Below is a block of records; reproduce all of them exactly and leave out any pictures.

● **MATERIAL SHOWN**

══════

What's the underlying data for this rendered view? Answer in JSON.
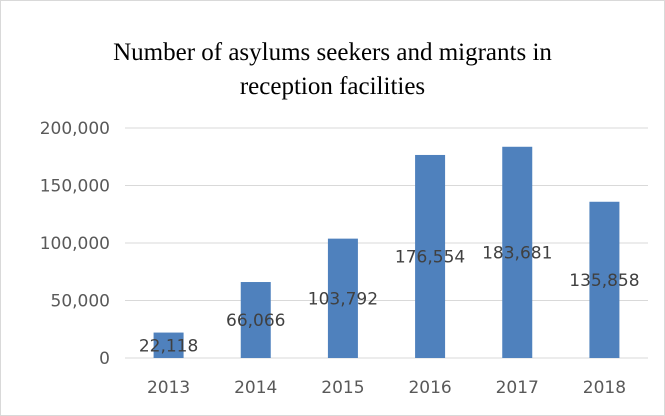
{
  "chart_data": {
    "type": "bar",
    "title_lines": [
      "Number of asylums seekers and migrants in",
      "reception facilities"
    ],
    "categories": [
      "2013",
      "2014",
      "2015",
      "2016",
      "2017",
      "2018"
    ],
    "values": [
      22118,
      66066,
      103792,
      176554,
      183681,
      135858
    ],
    "data_labels": [
      "22,118",
      "66,066",
      "103,792",
      "176,554",
      "183,681",
      "135,858"
    ],
    "y_ticks": [
      0,
      50000,
      100000,
      150000,
      200000
    ],
    "y_tick_labels": [
      "0",
      "50,000",
      "100,000",
      "150,000",
      "200,000"
    ],
    "ylim": [
      0,
      200000
    ],
    "grid": true,
    "legend": "none",
    "bar_color": "#4f81bd",
    "grid_color": "#d9d9d9"
  }
}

══════

● **ANSWER TO THE TASK**
What's the underlying data for this rendered view? Answer in JSON.
{
  "chart_data": {
    "type": "bar",
    "title_lines": [
      "Number of asylums seekers and migrants in",
      "reception facilities"
    ],
    "categories": [
      "2013",
      "2014",
      "2015",
      "2016",
      "2017",
      "2018"
    ],
    "values": [
      22118,
      66066,
      103792,
      176554,
      183681,
      135858
    ],
    "data_labels": [
      "22,118",
      "66,066",
      "103,792",
      "176,554",
      "183,681",
      "135,858"
    ],
    "y_ticks": [
      0,
      50000,
      100000,
      150000,
      200000
    ],
    "y_tick_labels": [
      "0",
      "50,000",
      "100,000",
      "150,000",
      "200,000"
    ],
    "ylim": [
      0,
      200000
    ],
    "grid": true,
    "legend": "none",
    "bar_color": "#4f81bd",
    "grid_color": "#d9d9d9"
  }
}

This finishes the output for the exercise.